Saved entries:
****************

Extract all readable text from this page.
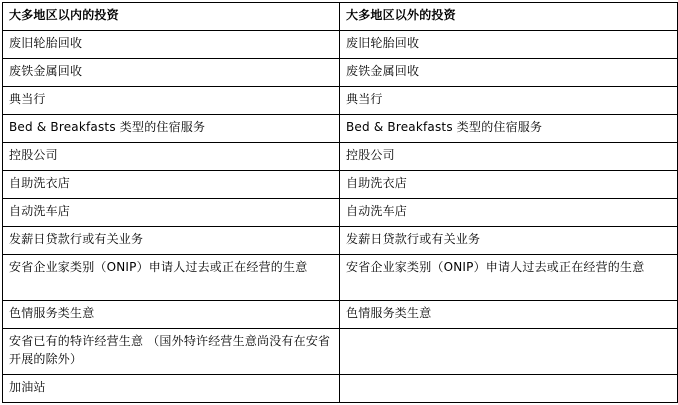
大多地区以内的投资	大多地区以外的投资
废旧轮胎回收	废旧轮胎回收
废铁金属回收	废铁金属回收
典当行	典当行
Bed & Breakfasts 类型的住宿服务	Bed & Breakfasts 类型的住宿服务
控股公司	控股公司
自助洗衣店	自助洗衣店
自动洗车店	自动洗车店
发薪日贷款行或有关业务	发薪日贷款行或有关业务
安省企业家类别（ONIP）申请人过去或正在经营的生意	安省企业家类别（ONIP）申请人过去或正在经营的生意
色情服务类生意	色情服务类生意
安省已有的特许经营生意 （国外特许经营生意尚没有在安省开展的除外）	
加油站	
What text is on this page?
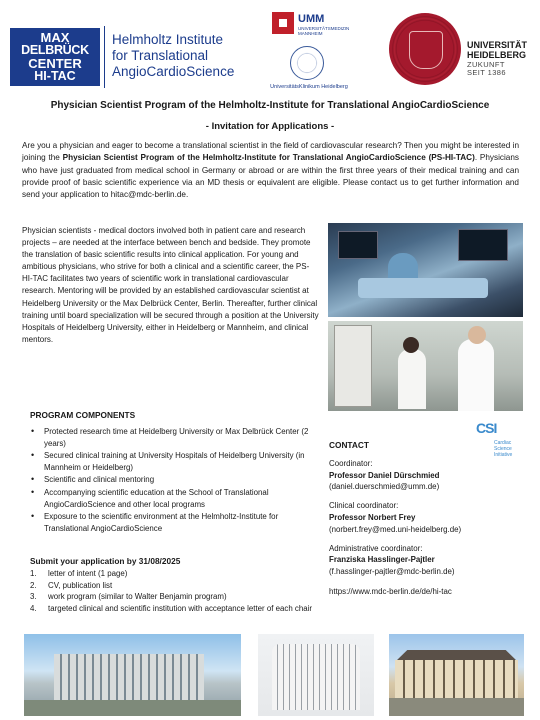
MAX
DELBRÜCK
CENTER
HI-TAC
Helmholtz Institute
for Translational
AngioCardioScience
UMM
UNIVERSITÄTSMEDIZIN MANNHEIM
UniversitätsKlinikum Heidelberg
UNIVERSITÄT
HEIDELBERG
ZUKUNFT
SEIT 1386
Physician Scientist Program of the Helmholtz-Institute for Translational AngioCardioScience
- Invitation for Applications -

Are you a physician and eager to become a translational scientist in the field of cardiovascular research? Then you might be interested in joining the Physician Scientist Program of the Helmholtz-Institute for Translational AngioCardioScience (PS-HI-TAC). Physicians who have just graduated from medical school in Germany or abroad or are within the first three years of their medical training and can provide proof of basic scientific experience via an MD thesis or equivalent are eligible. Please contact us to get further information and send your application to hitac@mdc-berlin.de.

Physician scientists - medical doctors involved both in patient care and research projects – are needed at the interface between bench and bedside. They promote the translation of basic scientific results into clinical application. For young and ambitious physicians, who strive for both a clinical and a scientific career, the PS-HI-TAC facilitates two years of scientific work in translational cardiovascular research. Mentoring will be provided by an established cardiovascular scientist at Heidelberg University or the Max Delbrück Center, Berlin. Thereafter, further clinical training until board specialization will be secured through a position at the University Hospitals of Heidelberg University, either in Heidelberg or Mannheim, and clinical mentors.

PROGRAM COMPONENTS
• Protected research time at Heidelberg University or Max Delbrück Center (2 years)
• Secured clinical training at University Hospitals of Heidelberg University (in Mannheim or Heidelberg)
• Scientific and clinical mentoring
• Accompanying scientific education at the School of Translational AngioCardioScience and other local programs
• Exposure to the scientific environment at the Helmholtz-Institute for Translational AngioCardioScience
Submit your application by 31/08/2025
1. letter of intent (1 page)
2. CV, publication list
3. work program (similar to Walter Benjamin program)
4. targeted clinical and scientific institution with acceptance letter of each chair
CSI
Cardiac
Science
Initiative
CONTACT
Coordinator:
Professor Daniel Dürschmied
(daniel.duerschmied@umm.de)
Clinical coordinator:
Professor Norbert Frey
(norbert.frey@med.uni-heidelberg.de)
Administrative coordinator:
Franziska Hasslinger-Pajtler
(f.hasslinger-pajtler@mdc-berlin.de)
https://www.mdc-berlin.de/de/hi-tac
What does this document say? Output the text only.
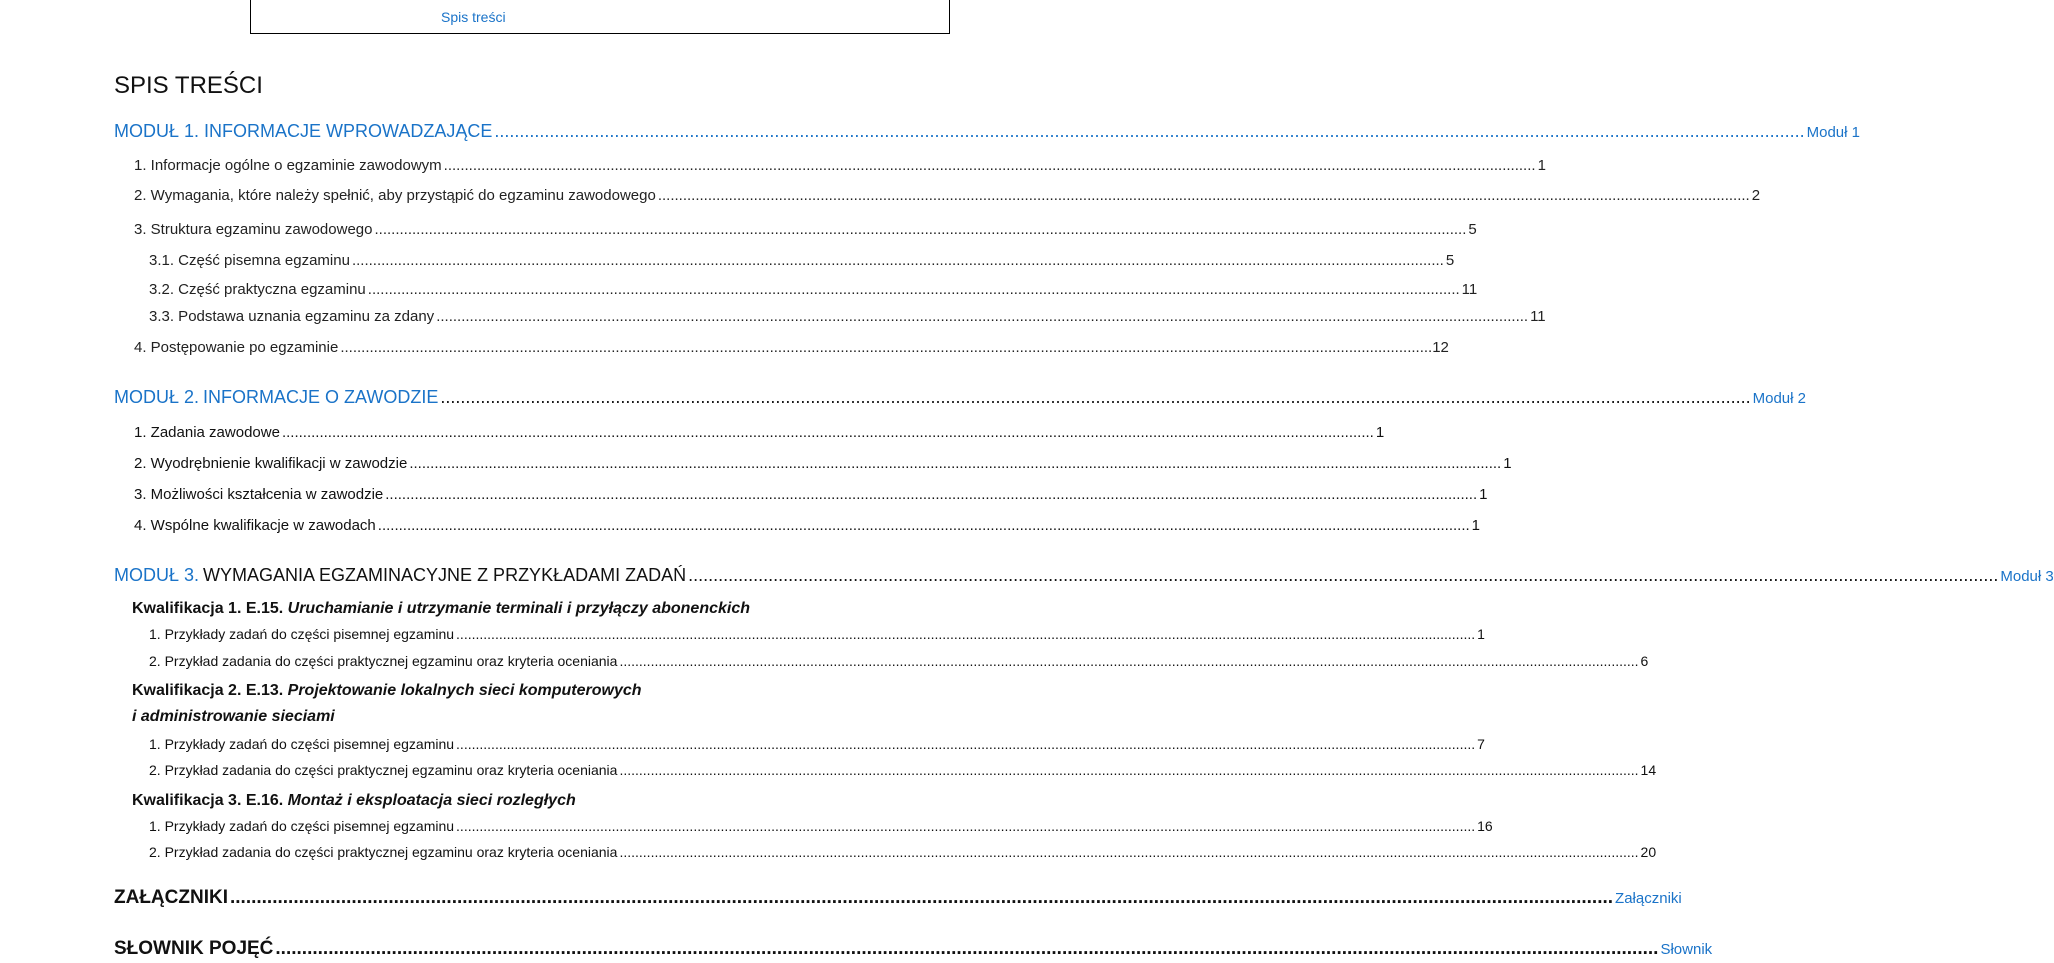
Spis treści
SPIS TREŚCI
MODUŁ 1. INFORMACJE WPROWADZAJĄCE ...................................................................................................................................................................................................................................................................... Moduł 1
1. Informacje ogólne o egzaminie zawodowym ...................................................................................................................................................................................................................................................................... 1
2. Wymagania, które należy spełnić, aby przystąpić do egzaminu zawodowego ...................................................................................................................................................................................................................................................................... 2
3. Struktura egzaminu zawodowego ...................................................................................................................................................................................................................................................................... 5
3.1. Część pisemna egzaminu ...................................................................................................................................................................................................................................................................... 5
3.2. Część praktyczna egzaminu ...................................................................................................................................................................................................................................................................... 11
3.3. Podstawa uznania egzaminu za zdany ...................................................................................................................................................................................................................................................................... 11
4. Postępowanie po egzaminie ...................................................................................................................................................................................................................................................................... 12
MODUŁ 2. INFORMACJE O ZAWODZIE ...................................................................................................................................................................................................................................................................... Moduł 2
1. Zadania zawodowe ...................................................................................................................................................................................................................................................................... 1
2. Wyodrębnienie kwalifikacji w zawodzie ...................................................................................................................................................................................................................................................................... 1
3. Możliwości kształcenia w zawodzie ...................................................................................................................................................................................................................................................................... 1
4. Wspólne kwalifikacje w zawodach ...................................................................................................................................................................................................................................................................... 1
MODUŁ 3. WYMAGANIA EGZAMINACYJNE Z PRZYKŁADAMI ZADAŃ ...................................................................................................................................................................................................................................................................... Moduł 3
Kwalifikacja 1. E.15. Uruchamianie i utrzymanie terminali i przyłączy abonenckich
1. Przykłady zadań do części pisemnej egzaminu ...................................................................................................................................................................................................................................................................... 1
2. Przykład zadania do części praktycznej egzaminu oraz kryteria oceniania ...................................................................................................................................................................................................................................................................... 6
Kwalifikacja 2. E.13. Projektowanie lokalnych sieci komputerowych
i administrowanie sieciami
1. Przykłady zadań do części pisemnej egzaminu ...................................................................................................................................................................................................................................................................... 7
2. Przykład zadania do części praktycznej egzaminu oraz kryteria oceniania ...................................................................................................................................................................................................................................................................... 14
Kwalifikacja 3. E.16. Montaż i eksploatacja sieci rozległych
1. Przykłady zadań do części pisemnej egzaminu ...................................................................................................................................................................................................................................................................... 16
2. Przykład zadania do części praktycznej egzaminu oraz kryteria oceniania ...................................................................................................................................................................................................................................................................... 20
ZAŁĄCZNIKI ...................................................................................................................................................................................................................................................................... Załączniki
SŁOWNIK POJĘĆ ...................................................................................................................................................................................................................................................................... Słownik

****************

▶ Exercise task: Copy out the entries verbatim and leave the images out.

▶ Task answer:
Extract all readable text from this page.
大多地区以内的投资	大多地区以外的投资
废旧轮胎回收	废旧轮胎回收
废铁金属回收	废铁金属回收
典当行	典当行
Bed & Breakfasts 类型的住宿服务	Bed & Breakfasts 类型的住宿服务
控股公司	控股公司
自助洗衣店	自助洗衣店
自动洗车店	自动洗车店
发薪日贷款行或有关业务	发薪日贷款行或有关业务
安省企业家类别（ONIP）申请人过去或正在经营的生意	安省企业家类别（ONIP）申请人过去或正在经营的生意
色情服务类生意	色情服务类生意
安省已有的特许经营生意 （国外特许经营生意尚没有在安省开展的除外）	
加油站	
What text is on this page?
MAX
DELBRÜCK
CENTER
HI-TAC
Helmholtz Institute
for Translational
AngioCardioScience
UMM
UNIVERSITÄTSMEDIZIN MANNHEIM
UniversitätsKlinikum Heidelberg
UNIVERSITÄT
HEIDELBERG
ZUKUNFT
SEIT 1386
Physician Scientist Program of the Helmholtz-Institute for Translational AngioCardioScience
- Invitation for Applications -

Are you a physician and eager to become a translational scientist in the field of cardiovascular research? Then you might be interested in joining the Physician Scientist Program of the Helmholtz-Institute for Translational AngioCardioScience (PS-HI-TAC). Physicians who have just graduated from medical school in Germany or abroad or are within the first three years of their medical training and can provide proof of basic scientific experience via an MD thesis or equivalent are eligible. Please contact us to get further information and send your application to hitac@mdc-berlin.de.

Physician scientists - medical doctors involved both in patient care and research projects – are needed at the interface between bench and bedside. They promote the translation of basic scientific results into clinical application. For young and ambitious physicians, who strive for both a clinical and a scientific career, the PS-HI-TAC facilitates two years of scientific work in translational cardiovascular research. Mentoring will be provided by an established cardiovascular scientist at Heidelberg University or the Max Delbrück Center, Berlin. Thereafter, further clinical training until board specialization will be secured through a position at the University Hospitals of Heidelberg University, either in Heidelberg or Mannheim, and clinical mentors.

PROGRAM COMPONENTS
• Protected research time at Heidelberg University or Max Delbrück Center (2 years)
• Secured clinical training at University Hospitals of Heidelberg University (in Mannheim or Heidelberg)
• Scientific and clinical mentoring
• Accompanying scientific education at the School of Translational AngioCardioScience and other local programs
• Exposure to the scientific environment at the Helmholtz-Institute for Translational AngioCardioScience
Submit your application by 31/08/2025
1. letter of intent (1 page)
2. CV, publication list
3. work program (similar to Walter Benjamin program)
4. targeted clinical and scientific institution with acceptance letter of each chair
CSI
Cardiac
Science
Initiative
CONTACT
Coordinator:
Professor Daniel Dürschmied
(daniel.duerschmied@umm.de)
Clinical coordinator:
Professor Norbert Frey
(norbert.frey@med.uni-heidelberg.de)
Administrative coordinator:
Franziska Hasslinger-Pajtler
(f.hasslinger-pajtler@mdc-berlin.de)
https://www.mdc-berlin.de/de/hi-tac
What does this document say? Output the text only.
Spis treści
SPIS TREŚCI
MODUŁ 1. INFORMACJE WPROWADZAJĄCE ...................................................................................................................................................................................................................................................................... Moduł 1
1. Informacje ogólne o egzaminie zawodowym ...................................................................................................................................................................................................................................................................... 1
2. Wymagania, które należy spełnić, aby przystąpić do egzaminu zawodowego ...................................................................................................................................................................................................................................................................... 2
3. Struktura egzaminu zawodowego ...................................................................................................................................................................................................................................................................... 5
3.1. Część pisemna egzaminu ...................................................................................................................................................................................................................................................................... 5
3.2. Część praktyczna egzaminu ...................................................................................................................................................................................................................................................................... 11
3.3. Podstawa uznania egzaminu za zdany ...................................................................................................................................................................................................................................................................... 11
4. Postępowanie po egzaminie ...................................................................................................................................................................................................................................................................... 12
MODUŁ 2. INFORMACJE O ZAWODZIE ...................................................................................................................................................................................................................................................................... Moduł 2
1. Zadania zawodowe ...................................................................................................................................................................................................................................................................... 1
2. Wyodrębnienie kwalifikacji w zawodzie ...................................................................................................................................................................................................................................................................... 1
3. Możliwości kształcenia w zawodzie ...................................................................................................................................................................................................................................................................... 1
4. Wspólne kwalifikacje w zawodach ...................................................................................................................................................................................................................................................................... 1
MODUŁ 3. WYMAGANIA EGZAMINACYJNE Z PRZYKŁADAMI ZADAŃ ...................................................................................................................................................................................................................................................................... Moduł 3
Kwalifikacja 1. E.15. Uruchamianie i utrzymanie terminali i przyłączy abonenckich
1. Przykłady zadań do części pisemnej egzaminu ...................................................................................................................................................................................................................................................................... 1
2. Przykład zadania do części praktycznej egzaminu oraz kryteria oceniania ...................................................................................................................................................................................................................................................................... 6
Kwalifikacja 2. E.13. Projektowanie lokalnych sieci komputerowych
i administrowanie sieciami
1. Przykłady zadań do części pisemnej egzaminu ...................................................................................................................................................................................................................................................................... 7
2. Przykład zadania do części praktycznej egzaminu oraz kryteria oceniania ...................................................................................................................................................................................................................................................................... 14
Kwalifikacja 3. E.16. Montaż i eksploatacja sieci rozległych
1. Przykłady zadań do części pisemnej egzaminu ...................................................................................................................................................................................................................................................................... 16
2. Przykład zadania do części praktycznej egzaminu oraz kryteria oceniania ...................................................................................................................................................................................................................................................................... 20
ZAŁĄCZNIKI ...................................................................................................................................................................................................................................................................... Załączniki
SŁOWNIK POJĘĆ ...................................................................................................................................................................................................................................................................... Słownik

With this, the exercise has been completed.